§ **WHAT YOU NEED TO DO**
[1] In the pandas thread, what count does the asker's desired result show for the row with Col1 equal to C?
[2] List every distinct method called in the two code lines posted as answers in the pandas thread.

§ **EXTRACT PROVIDED**
┄┄┄┄┄┄┄┄┄┄┄┄┄┄┄┄┄┄┄┄
Reputation: 1151
I am still in a learning phase in python and wanted to know how do we roll up the data and count the duplicate data rows in a column called count
The data frame structure is as follows
Col1| Value
A | 1
B | 1
A | 1
B | 1
C | 3
C | 3
C | 3
C | 3
My result should be as follows
Col1|Value|Count
A | 1 | 2
B | 1 | 2
C | 3 | 4
Upvotes: 2
Views: 3913
Reputation: 81
You can also try:
df.groupby('Col1')['Value'].value_counts().reset_index(name='Count')
Upvotes: 0
Reputation: 76391
Roman Pekar's fine answer is correct for this case. However, I saw it after trying to write a solution for the general case stated in the text of your question, not just the example with specific column names. So, for the general case, consider:
df.groupby([df[c] for c in df.columns]).size().reset_index().rename(columns={0: 'Count'})
┄┄┄┄┄┄┄┄┄┄┄┄┄┄┄┄┄┄┄┄
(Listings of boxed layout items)

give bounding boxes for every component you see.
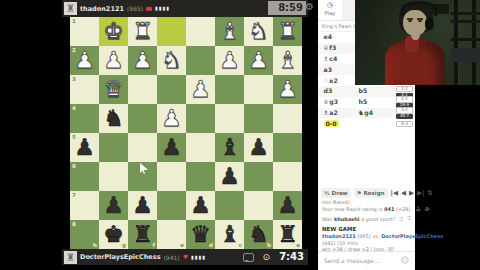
game-controls: ½ Draw ⚑ Resign |◀ ◀ ▶ ▶| ⇅ xyxy=(321,188,413,198)
white-move[interactable]: ♕f3 xyxy=(323,44,336,52)
bottom-player-clock: 7:43 xyxy=(279,249,304,265)
white-piece-b2[interactable]: ♟ xyxy=(244,46,273,75)
thumbs-down-icon[interactable]: ☟ xyxy=(407,215,411,223)
move-times: 2.1 29.9 xyxy=(396,97,413,108)
square-c1[interactable]: ♝ xyxy=(215,17,244,46)
white-move-time: 9.3 xyxy=(396,121,413,128)
square-h4[interactable]: 4 xyxy=(70,104,99,133)
square-e1[interactable] xyxy=(157,17,186,46)
square-f1[interactable]: ♜ xyxy=(128,17,157,46)
white-piece-f2[interactable]: ♟ xyxy=(128,46,157,75)
rank-label: 8 xyxy=(72,221,76,227)
square-d7[interactable]: ♟ xyxy=(186,191,215,220)
white-piece-a3[interactable]: ♟ xyxy=(273,75,302,104)
square-h6[interactable]: 6 xyxy=(70,162,99,191)
chat-input[interactable]: Send a message... xyxy=(324,257,379,264)
sport-suffix: a good sport? xyxy=(360,216,396,222)
black-piece-a7[interactable]: ♟ xyxy=(273,191,302,220)
focus-mode-icon[interactable]: ⊙ xyxy=(263,253,271,262)
white-piece-e4[interactable]: ♟ xyxy=(157,104,186,133)
black-move[interactable]: ♞g4 xyxy=(358,109,373,117)
vs-text: (965) vs. xyxy=(356,233,381,239)
black-piece-g7[interactable]: ♟ xyxy=(99,191,128,220)
square-b7[interactable] xyxy=(244,191,273,220)
square-c2[interactable]: ♟ xyxy=(215,46,244,75)
nav-next-button[interactable]: ▶ xyxy=(409,189,414,197)
square-e5[interactable]: ♟ xyxy=(157,133,186,162)
rank-label: 1 xyxy=(72,18,76,24)
square-a3[interactable]: ♟ xyxy=(273,75,302,104)
square-c5[interactable]: ♝ xyxy=(215,133,244,162)
square-h2[interactable]: 2♟ xyxy=(70,46,99,75)
white-move[interactable]: 0-0 xyxy=(323,120,339,128)
bottom-player-tick-marks: ▮▮▮▮ xyxy=(191,255,206,260)
black-move[interactable] xyxy=(358,120,359,128)
move-times: 3.2 45.7 xyxy=(396,108,413,119)
square-f7[interactable]: ♟ xyxy=(128,191,157,220)
new-game-players: thadon2121 (965) vs. DoctorPlaysEpicChes… xyxy=(322,233,443,239)
black-piece-d8[interactable]: ♛ xyxy=(186,220,215,249)
black-piece-d7[interactable]: ♟ xyxy=(186,191,215,220)
square-g1[interactable]: ♚ xyxy=(99,17,128,46)
square-a7[interactable]: ♟ xyxy=(273,191,302,220)
rating-text: Your new Rapid rating is xyxy=(322,206,384,212)
square-f8[interactable]: f♜ xyxy=(128,220,157,249)
square-a6[interactable] xyxy=(273,162,302,191)
heart-icon: ♥ xyxy=(183,254,188,260)
square-g3[interactable]: ♛ xyxy=(99,75,128,104)
white-piece-h2[interactable]: ♟ xyxy=(70,46,99,75)
square-b3[interactable] xyxy=(244,75,273,104)
square-d8[interactable]: d♛ xyxy=(186,220,215,249)
square-c8[interactable]: c♝ xyxy=(215,220,244,249)
square-e4[interactable]: ♟ xyxy=(157,104,186,133)
white-move[interactable]: ♗c4 xyxy=(323,55,337,63)
webcam-video xyxy=(355,0,480,85)
black-piece-b5[interactable]: ♟ xyxy=(244,133,273,162)
square-h8[interactable]: 8h xyxy=(70,220,99,249)
file-label: e xyxy=(180,242,184,248)
square-g6[interactable] xyxy=(99,162,128,191)
square-f4[interactable] xyxy=(128,104,157,133)
square-h5[interactable]: 5♟ xyxy=(70,133,99,162)
gear-icon[interactable]: ⚙ xyxy=(305,2,314,12)
block-icon[interactable]: ⊘ xyxy=(425,205,430,212)
square-e3[interactable] xyxy=(157,75,186,104)
chat-bubble-icon[interactable] xyxy=(243,253,254,262)
square-b1[interactable]: ♞ xyxy=(244,17,273,46)
square-d1[interactable] xyxy=(186,17,215,46)
black-piece-f7[interactable]: ♟ xyxy=(128,191,157,220)
resign-button[interactable]: ⚑ Resign xyxy=(354,188,388,198)
square-b2[interactable]: ♟ xyxy=(244,46,273,75)
white-piece-g2[interactable]: ♟ xyxy=(99,46,128,75)
nav-last-button[interactable]: ▶| xyxy=(417,189,424,197)
move-times: 2.2 4.1 xyxy=(396,86,413,97)
white-player-link[interactable]: thadon2121 xyxy=(322,233,356,239)
black-piece-b8[interactable]: ♞ xyxy=(244,220,273,249)
rating-value: 941 xyxy=(384,206,394,212)
square-e8[interactable]: e xyxy=(157,220,186,249)
square-d5[interactable] xyxy=(186,133,215,162)
black-piece-h5[interactable]: ♟ xyxy=(70,133,99,162)
square-d4[interactable] xyxy=(186,104,215,133)
nav-prev-button[interactable]: ◀ xyxy=(401,189,406,197)
top-player-name[interactable]: thadon2121 xyxy=(80,5,124,13)
tab-play[interactable]: ◷ Play xyxy=(318,0,342,20)
square-c3[interactable] xyxy=(215,75,244,104)
white-move[interactable]: ♗a2 xyxy=(323,109,338,117)
square-a8[interactable]: a♜ xyxy=(273,220,302,249)
rank-label: 7 xyxy=(72,192,76,198)
top-player-clock: 8:59 xyxy=(268,1,306,15)
square-d6[interactable] xyxy=(186,162,215,191)
black-piece-c8[interactable]: ♝ xyxy=(215,220,244,249)
draw-button[interactable]: ½ Draw xyxy=(321,188,351,198)
rank-label: 6 xyxy=(72,163,76,169)
move-row[interactable]: d3 b5 2.2 4.1 xyxy=(318,86,415,97)
square-h3[interactable]: 3 xyxy=(70,75,99,104)
white-piece-g1[interactable]: ♚ xyxy=(99,17,128,46)
nav-first-button[interactable]: |◀ xyxy=(391,189,398,197)
white-piece-c2[interactable]: ♟ xyxy=(215,46,244,75)
opponent-name-link[interactable]: khubashi xyxy=(334,216,360,222)
black-piece-g8[interactable]: ♚ xyxy=(99,220,128,249)
black-player-link[interactable]: DoctorPlaysEpicChess xyxy=(381,233,443,239)
white-piece-d3[interactable]: ♟ xyxy=(186,75,215,104)
new-game-header: NEW GAME xyxy=(322,226,356,232)
square-g8[interactable]: g♚ xyxy=(99,220,128,249)
move-settings-icon[interactable]: ⇅ xyxy=(427,189,432,197)
square-e6[interactable] xyxy=(157,162,186,191)
rating-delta: (+28). xyxy=(394,206,412,212)
square-e2[interactable]: ♞ xyxy=(157,46,186,75)
bottom-player-rating: (941) xyxy=(164,254,180,261)
square-f2[interactable]: ♟ xyxy=(128,46,157,75)
black-piece-c6[interactable]: ♟ xyxy=(215,162,244,191)
white-piece-e2[interactable]: ♞ xyxy=(157,46,186,75)
sport-prefix: Was xyxy=(322,216,334,222)
square-d2[interactable] xyxy=(186,46,215,75)
good-sport-line: Was khubashi a good sport? ☝ ☟ xyxy=(322,215,411,223)
white-piece-a2[interactable]: ♝ xyxy=(273,46,302,75)
add-friend-icon[interactable]: ♙ xyxy=(416,205,421,212)
square-b6[interactable] xyxy=(244,162,273,191)
bottom-player-bar: ♜ DoctorPlaysEpicChess (941) ♥ ▮▮▮▮ ⊙ 7:… xyxy=(62,249,308,265)
square-a1[interactable]: ♜ xyxy=(273,17,302,46)
webcam-tint xyxy=(355,0,480,85)
white-piece-g3[interactable]: ♛ xyxy=(99,75,128,104)
square-b4[interactable] xyxy=(244,104,273,133)
stopwatch-icon: ◷ xyxy=(318,2,342,9)
black-move[interactable]: h5 xyxy=(358,98,367,106)
square-f3[interactable] xyxy=(128,75,157,104)
square-g4[interactable]: ♞ xyxy=(99,104,128,133)
white-piece-c1[interactable]: ♝ xyxy=(215,17,244,46)
new-rating-line: Your new Rapid rating is 941 (+28). ♙ ⊘ xyxy=(322,205,430,212)
white-move[interactable]: a3 xyxy=(323,66,332,74)
square-g7[interactable]: ♟ xyxy=(99,191,128,220)
square-a4[interactable] xyxy=(273,104,302,133)
rank-label: 4 xyxy=(72,105,76,111)
square-c6[interactable]: ♟ xyxy=(215,162,244,191)
white-move[interactable]: ♕g3 xyxy=(323,98,338,106)
black-piece-e5[interactable]: ♟ xyxy=(157,133,186,162)
rank-label: 3 xyxy=(72,76,76,82)
top-player-tick-marks: ▮▮▮▮ xyxy=(155,6,170,11)
move-row[interactable]: 0-0 9.3 xyxy=(318,118,415,129)
square-g5[interactable] xyxy=(99,133,128,162)
move-times: 9.3 xyxy=(396,118,413,129)
thumbs-up-icon[interactable]: ☝ xyxy=(399,215,403,223)
chess-board[interactable]: 1♚♜♝♞♜2♟♟♟♞♟♟♝3♛♟♟4♞♟5♟♟♝♟6♟7♟♟♟♟8hg♚f♜e… xyxy=(70,17,302,249)
square-b8[interactable]: b♞ xyxy=(244,220,273,249)
black-piece-f8[interactable]: ♜ xyxy=(128,220,157,249)
flag-icon xyxy=(146,7,152,11)
tab-play-label: Play xyxy=(318,10,342,16)
white-move[interactable]: ♘e2 xyxy=(323,77,338,85)
square-a5[interactable] xyxy=(273,133,302,162)
file-label: h xyxy=(93,242,97,248)
black-move[interactable]: b5 xyxy=(358,87,367,95)
white-move[interactable]: e4 xyxy=(323,33,332,41)
white-piece-b1[interactable]: ♞ xyxy=(244,17,273,46)
square-g2[interactable]: ♟ xyxy=(99,46,128,75)
black-piece-a8[interactable]: ♜ xyxy=(273,220,302,249)
square-h1[interactable]: 1 xyxy=(70,17,99,46)
black-piece-c5[interactable]: ♝ xyxy=(215,133,244,162)
square-c7[interactable] xyxy=(215,191,244,220)
white-move[interactable]: d3 xyxy=(323,87,332,95)
white-piece-f1[interactable]: ♜ xyxy=(128,17,157,46)
square-c4[interactable] xyxy=(215,104,244,133)
bottom-player-avatar[interactable]: ♜ xyxy=(64,251,77,264)
black-piece-g4[interactable]: ♞ xyxy=(99,104,128,133)
emoji-icon[interactable]: ☺ xyxy=(401,256,409,265)
top-player-avatar[interactable]: ♜ xyxy=(64,2,77,15)
square-e7[interactable] xyxy=(157,191,186,220)
square-b5[interactable]: ♟ xyxy=(244,133,273,162)
square-h7[interactable]: 7 xyxy=(70,191,99,220)
chat-input-row: Send a message... ☺ xyxy=(318,251,415,270)
square-a2[interactable]: ♝ xyxy=(273,46,302,75)
white-piece-a1[interactable]: ♜ xyxy=(273,17,302,46)
bottom-player-name[interactable]: DoctorPlaysEpicChess xyxy=(80,253,161,261)
move-row[interactable]: ♗a2 ♞g4 3.2 45.7 xyxy=(318,108,415,119)
top-player-rating: (965) xyxy=(127,5,143,12)
square-d3[interactable]: ♟ xyxy=(186,75,215,104)
move-row[interactable]: ♕g3 h5 2.1 29.9 xyxy=(318,97,415,108)
square-f5[interactable] xyxy=(128,133,157,162)
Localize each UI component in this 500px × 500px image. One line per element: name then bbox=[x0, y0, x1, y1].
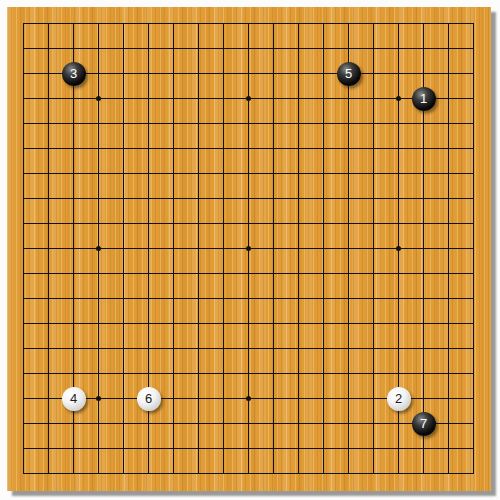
stone-black-R3[interactable]: 7 bbox=[412, 412, 436, 436]
move-number-label: 3 bbox=[70, 67, 77, 80]
go-board[interactable]: 1234567 bbox=[7, 7, 491, 491]
star-point bbox=[96, 246, 101, 251]
star-point bbox=[246, 246, 251, 251]
star-point bbox=[96, 396, 101, 401]
star-point bbox=[396, 246, 401, 251]
move-number-label: 4 bbox=[70, 392, 77, 405]
stone-white-F4[interactable]: 6 bbox=[137, 387, 161, 411]
star-point bbox=[246, 96, 251, 101]
stone-white-C4[interactable]: 4 bbox=[62, 387, 86, 411]
star-point bbox=[96, 96, 101, 101]
move-number-label: 1 bbox=[420, 92, 427, 105]
star-point bbox=[246, 396, 251, 401]
star-point bbox=[396, 96, 401, 101]
move-number-label: 6 bbox=[145, 392, 152, 405]
stone-black-O17[interactable]: 5 bbox=[337, 62, 361, 86]
move-number-label: 7 bbox=[420, 417, 427, 430]
stone-black-R16[interactable]: 1 bbox=[412, 87, 436, 111]
stone-white-Q4[interactable]: 2 bbox=[387, 387, 411, 411]
stone-black-C17[interactable]: 3 bbox=[62, 62, 86, 86]
move-number-label: 2 bbox=[395, 392, 402, 405]
page: 1234567 bbox=[0, 0, 500, 500]
move-number-label: 5 bbox=[345, 67, 352, 80]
┄┄┄┄┄┄┄┄┄┄┄┄┄┄┄┄┄┄┄┄
§ **THE RESULTS**
[1] 4

[2] groupby, value_counts, reset_index, size, rename